[Data records]
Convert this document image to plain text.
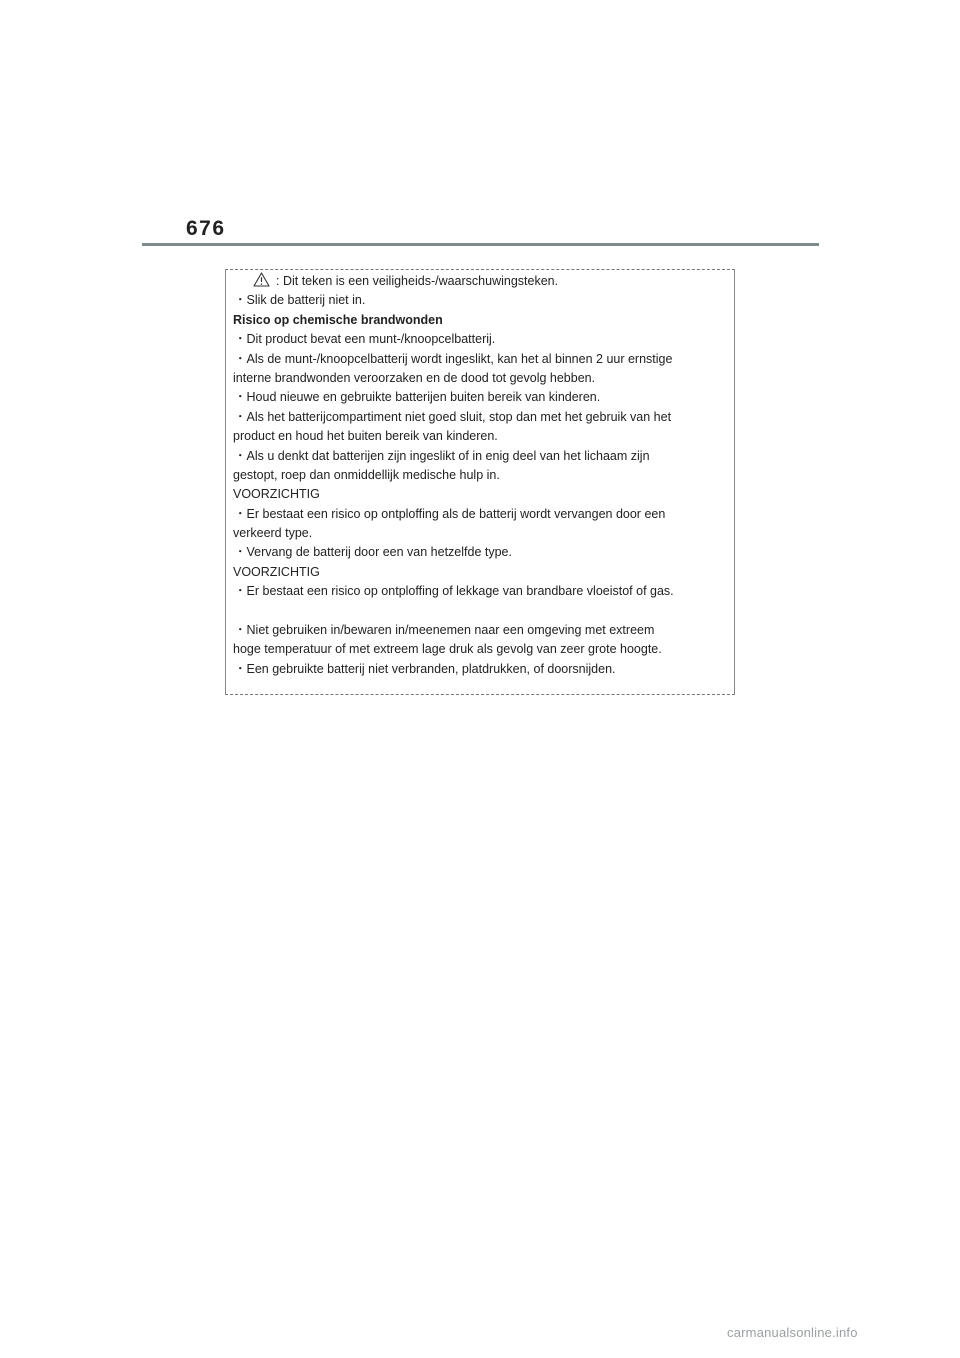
676
: Dit teken is een veiligheids-/waarschuwingsteken.
・Slik de batterij niet in.
Risico op chemische brandwonden
・Dit product bevat een munt-/knoopcelbatterij.
・Als de munt-/knoopcelbatterij wordt ingeslikt, kan het al binnen 2 uur ernstige
interne brandwonden veroorzaken en de dood tot gevolg hebben.
・Houd nieuwe en gebruikte batterijen buiten bereik van kinderen.
・Als het batterijcompartiment niet goed sluit, stop dan met het gebruik van het
product en houd het buiten bereik van kinderen.
・Als u denkt dat batterijen zijn ingeslikt of in enig deel van het lichaam zijn
gestopt, roep dan onmiddellijk medische hulp in.
VOORZICHTIG
・Er bestaat een risico op ontploffing als de batterij wordt vervangen door een
verkeerd type.
・Vervang de batterij door een van hetzelfde type.
VOORZICHTIG
・Er bestaat een risico op ontploffing of lekkage van brandbare vloeistof of gas.
・Niet gebruiken in/bewaren in/meenemen naar een omgeving met extreem
hoge temperatuur of met extreem lage druk als gevolg van zeer grote hoogte.
・Een gebruikte batterij niet verbranden, platdrukken, of doorsnijden.
carmanualsonline.info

## Your instructions
Copy out the whole listing exactly, and don't carry over any pictures.

## Written response
Convert this document image to plain text.
676
: Dit teken is een veiligheids-/waarschuwingsteken.
・Slik de batterij niet in.
Risico op chemische brandwonden
・Dit product bevat een munt-/knoopcelbatterij.
・Als de munt-/knoopcelbatterij wordt ingeslikt, kan het al binnen 2 uur ernstige
interne brandwonden veroorzaken en de dood tot gevolg hebben.
・Houd nieuwe en gebruikte batterijen buiten bereik van kinderen.
・Als het batterijcompartiment niet goed sluit, stop dan met het gebruik van het
product en houd het buiten bereik van kinderen.
・Als u denkt dat batterijen zijn ingeslikt of in enig deel van het lichaam zijn
gestopt, roep dan onmiddellijk medische hulp in.
VOORZICHTIG
・Er bestaat een risico op ontploffing als de batterij wordt vervangen door een
verkeerd type.
・Vervang de batterij door een van hetzelfde type.
VOORZICHTIG
・Er bestaat een risico op ontploffing of lekkage van brandbare vloeistof of gas.
・Niet gebruiken in/bewaren in/meenemen naar een omgeving met extreem
hoge temperatuur of met extreem lage druk als gevolg van zeer grote hoogte.
・Een gebruikte batterij niet verbranden, platdrukken, of doorsnijden.
carmanualsonline.info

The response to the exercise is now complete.